**Goal of the exercise**
Find the word "What" in the records below. List each line containing it.
>> Start Record excerpts
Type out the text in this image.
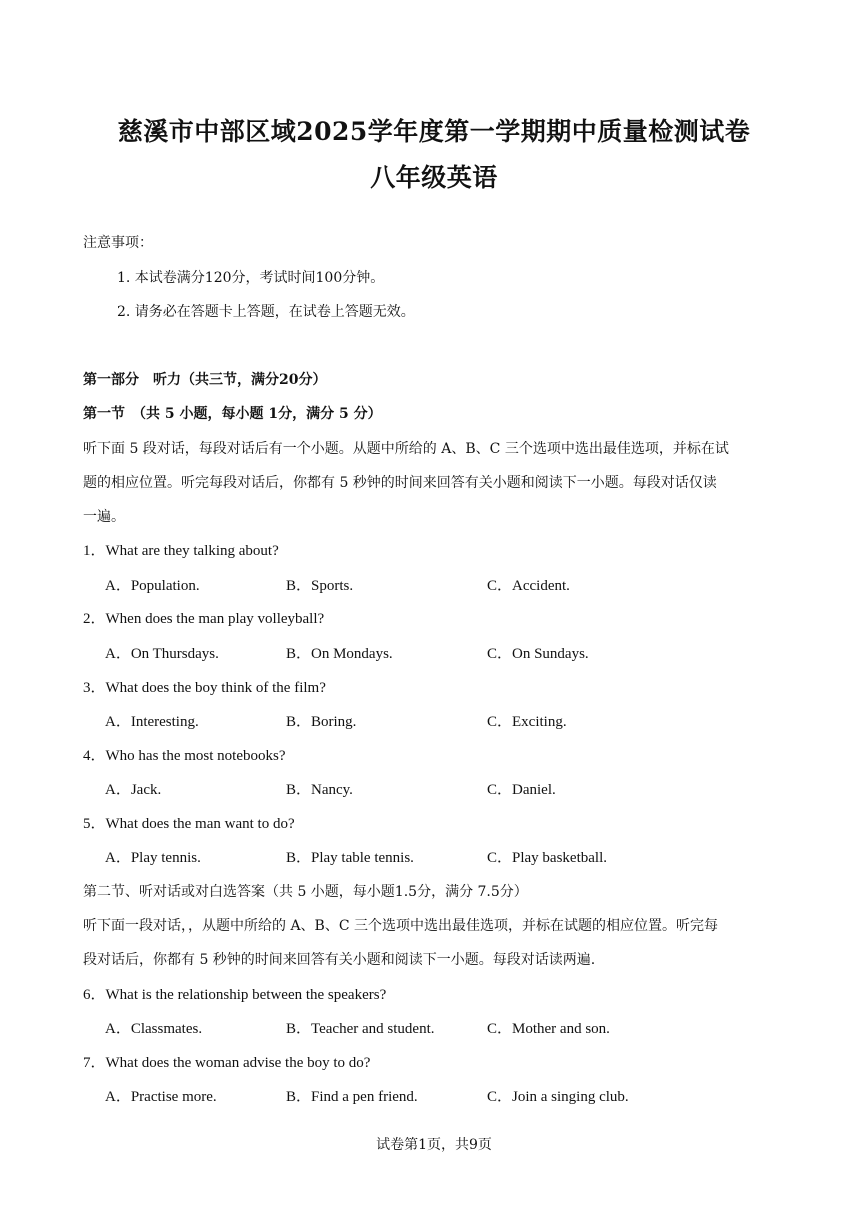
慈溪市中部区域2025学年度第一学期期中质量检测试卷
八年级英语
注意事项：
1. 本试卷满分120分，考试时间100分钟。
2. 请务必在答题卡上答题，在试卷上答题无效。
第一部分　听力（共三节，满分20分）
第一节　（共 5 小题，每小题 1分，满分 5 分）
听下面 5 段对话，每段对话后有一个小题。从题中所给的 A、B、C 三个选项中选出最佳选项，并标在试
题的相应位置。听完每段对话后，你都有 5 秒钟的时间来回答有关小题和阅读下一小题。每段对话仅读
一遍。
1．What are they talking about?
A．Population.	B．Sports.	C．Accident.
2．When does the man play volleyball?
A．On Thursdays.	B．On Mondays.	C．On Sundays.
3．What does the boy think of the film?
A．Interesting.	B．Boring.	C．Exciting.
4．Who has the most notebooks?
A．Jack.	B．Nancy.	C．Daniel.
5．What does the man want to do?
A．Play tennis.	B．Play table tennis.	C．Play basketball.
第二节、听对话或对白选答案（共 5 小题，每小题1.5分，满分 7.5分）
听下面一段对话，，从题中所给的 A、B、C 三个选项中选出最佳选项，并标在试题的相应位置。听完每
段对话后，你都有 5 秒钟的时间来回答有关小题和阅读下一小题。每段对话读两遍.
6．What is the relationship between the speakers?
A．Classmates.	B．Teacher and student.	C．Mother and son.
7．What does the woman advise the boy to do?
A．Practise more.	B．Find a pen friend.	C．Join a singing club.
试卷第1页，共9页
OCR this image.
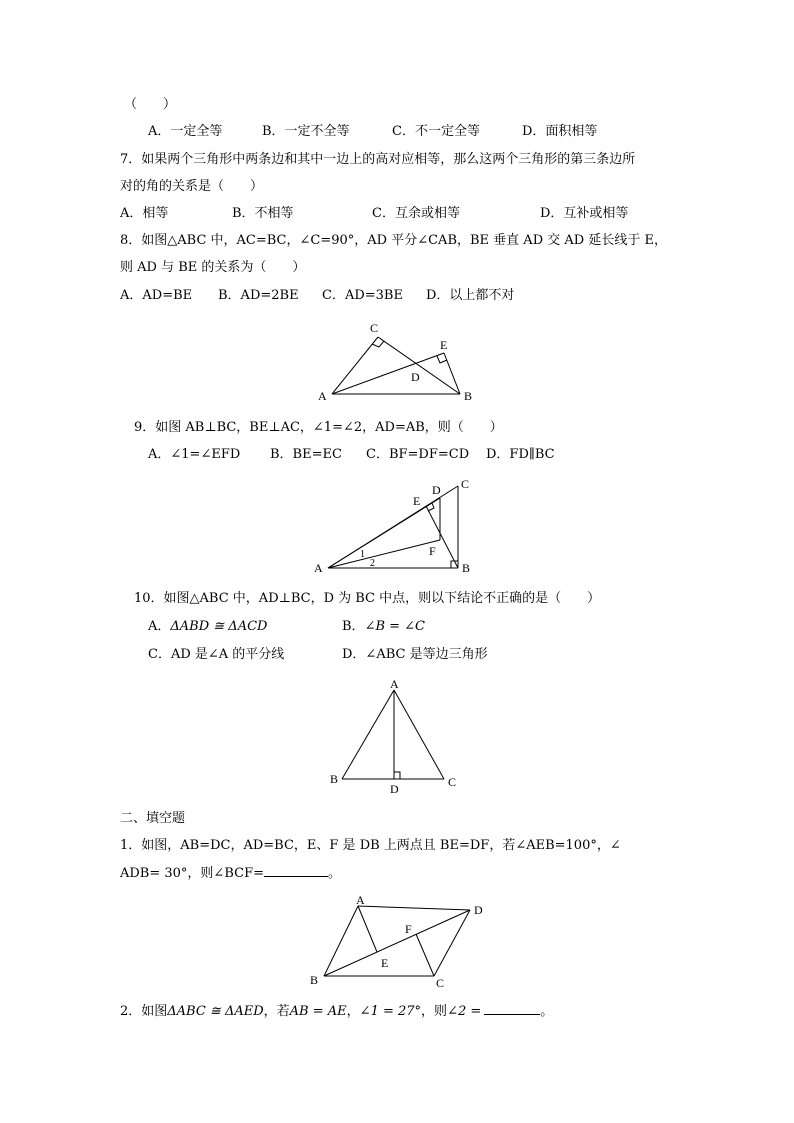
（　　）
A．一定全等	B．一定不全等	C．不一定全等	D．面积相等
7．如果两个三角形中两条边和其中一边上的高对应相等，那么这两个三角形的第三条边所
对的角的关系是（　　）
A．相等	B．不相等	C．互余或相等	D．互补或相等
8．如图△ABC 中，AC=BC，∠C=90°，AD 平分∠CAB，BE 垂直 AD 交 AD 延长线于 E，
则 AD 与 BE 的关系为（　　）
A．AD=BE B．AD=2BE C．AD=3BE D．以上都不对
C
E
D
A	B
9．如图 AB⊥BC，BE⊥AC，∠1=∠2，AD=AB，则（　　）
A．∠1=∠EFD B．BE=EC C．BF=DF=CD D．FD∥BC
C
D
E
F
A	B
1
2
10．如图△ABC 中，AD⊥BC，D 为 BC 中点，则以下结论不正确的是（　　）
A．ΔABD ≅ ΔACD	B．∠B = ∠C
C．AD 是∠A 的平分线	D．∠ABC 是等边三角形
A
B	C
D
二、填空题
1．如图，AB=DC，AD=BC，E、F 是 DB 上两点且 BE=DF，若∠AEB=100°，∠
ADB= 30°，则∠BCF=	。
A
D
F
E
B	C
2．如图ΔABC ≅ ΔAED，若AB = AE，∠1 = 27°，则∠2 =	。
>> End Record excerpts
**Task response**
1．What are they talking about?
3．What does the boy think of the film?
5．What does the man want to do?
6．What is the relationship between the speakers?
7．What does the woman advise the boy to do?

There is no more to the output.